TEXT BLOCK
OVERWHELMINGLY, however, the balanced conclusion must be that the persecution of Assange is unconscionable, a saga of vengefulness by a UK-supported US, while being a politically-motivated assault on the sort of journalism that alarms, embarrasses or damages politicians.

  The particular danger of the latter, of course, is that it will be giving succour to oppressive regimes around the world whose desire to eradicate press freedom never falters.

  As Stella Moris puts it in an interview with The Guardian’s diplomatic editor, Patrick Wintour: “The treatment of Julian is compromising the UK constantly all round the world. 

  “It’s giving authoritarian governments points to score all round the world both privately and in international fora like the UN. 

  “You cannot start a new values competition with China with Julian Assange in Belmarsh. It just does not work. You don’t get to take the moral high ground with this as your starting point.”

  She pointed to a statement by Jake Sullivan, the US national security adviser, who had said the difference between China and the US was that China put its critics in prison. 

  She said: “I am not sure the British government is aware of how much international criticism it is facing over this issue, or the damage it is doing to its soft power reputation. It’s a tool to whack the UK again and again. It is the perfect response for authoritarian leaders when they are criticised by the UK, or pressed to release political prisoners: ‘What about Julian Assange?’”

  Meanwhile, the Foreign Office could end up looking very silly by running, as it is, a campaign of resistance to what is recognised as a worldwide attack on media freedom while Assange the journalist, who is backed by international press freedom campaigners Reporters without Borders, languishes in jail. 

  The Obama administration decided not to prosecute Assange, saying it could find nothing that did not amount to newsgathering and, if it did charge him, it would have to charge other organisations that had published the same material, such as The New York Times and The Guardian. The Trump administration reversed that logical and fair-minded position..

  Joe Biden was inaugurated on 20 January. The following month, turning its back on the Obama position, the US Justice Department said it planned to continue to seek Assange’s extradition to face hacking conspiracy charges. That was five months ago; it’s outrageous that this legal process should be allowed to drag on month after month. How much longer does the Biden administration want? Ten months? An unknown number of years? 

  Moris portrays Britain as caught by a highly political case launched by the Trump administration as part of its war on journalism – a war that never had much support in the US. Who’s going to disagree with any of that?

(Document layout detection listing)
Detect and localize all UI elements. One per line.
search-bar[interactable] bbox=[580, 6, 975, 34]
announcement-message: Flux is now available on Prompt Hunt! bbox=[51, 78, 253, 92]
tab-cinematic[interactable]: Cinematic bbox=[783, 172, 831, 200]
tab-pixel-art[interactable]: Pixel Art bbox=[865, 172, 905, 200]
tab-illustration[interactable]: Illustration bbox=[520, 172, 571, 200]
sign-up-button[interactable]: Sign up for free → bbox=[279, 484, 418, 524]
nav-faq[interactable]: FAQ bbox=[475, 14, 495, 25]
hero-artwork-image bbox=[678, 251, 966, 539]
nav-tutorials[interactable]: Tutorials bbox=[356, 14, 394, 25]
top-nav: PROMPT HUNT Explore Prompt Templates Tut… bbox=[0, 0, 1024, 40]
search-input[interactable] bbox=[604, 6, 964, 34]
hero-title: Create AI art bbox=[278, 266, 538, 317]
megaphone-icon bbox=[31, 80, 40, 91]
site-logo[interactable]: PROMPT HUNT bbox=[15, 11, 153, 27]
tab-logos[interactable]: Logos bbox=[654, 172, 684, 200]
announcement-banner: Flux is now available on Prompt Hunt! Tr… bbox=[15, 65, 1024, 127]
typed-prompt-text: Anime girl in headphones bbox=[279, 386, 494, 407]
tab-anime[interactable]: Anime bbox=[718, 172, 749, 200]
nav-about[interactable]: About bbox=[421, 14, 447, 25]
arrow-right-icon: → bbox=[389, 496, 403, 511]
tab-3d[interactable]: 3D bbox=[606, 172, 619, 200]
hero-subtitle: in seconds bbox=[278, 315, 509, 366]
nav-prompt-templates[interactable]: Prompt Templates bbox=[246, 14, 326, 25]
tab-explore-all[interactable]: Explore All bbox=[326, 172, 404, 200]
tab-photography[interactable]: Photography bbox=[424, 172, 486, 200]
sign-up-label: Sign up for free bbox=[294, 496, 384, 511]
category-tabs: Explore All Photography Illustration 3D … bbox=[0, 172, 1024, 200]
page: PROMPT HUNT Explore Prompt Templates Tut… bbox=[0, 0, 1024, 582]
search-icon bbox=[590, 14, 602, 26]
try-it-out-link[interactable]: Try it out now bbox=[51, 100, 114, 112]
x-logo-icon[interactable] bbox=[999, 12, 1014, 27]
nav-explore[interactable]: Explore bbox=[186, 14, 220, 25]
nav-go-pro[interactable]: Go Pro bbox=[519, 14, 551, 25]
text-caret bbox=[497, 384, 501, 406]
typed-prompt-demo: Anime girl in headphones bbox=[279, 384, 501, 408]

WORK REQUIRED
Retype the passage of the text on the prosecution of Julian Assange starting at "As Stella Moris" and ending at "round the world.". The listing is not required for what follows.

RESULT OF THE EXERCISE
As Stella Moris puts it in an interview with The Guardian’s diplomatic editor, Patrick Wintour: “The treatment of Julian is compromising the UK constantly all round the world.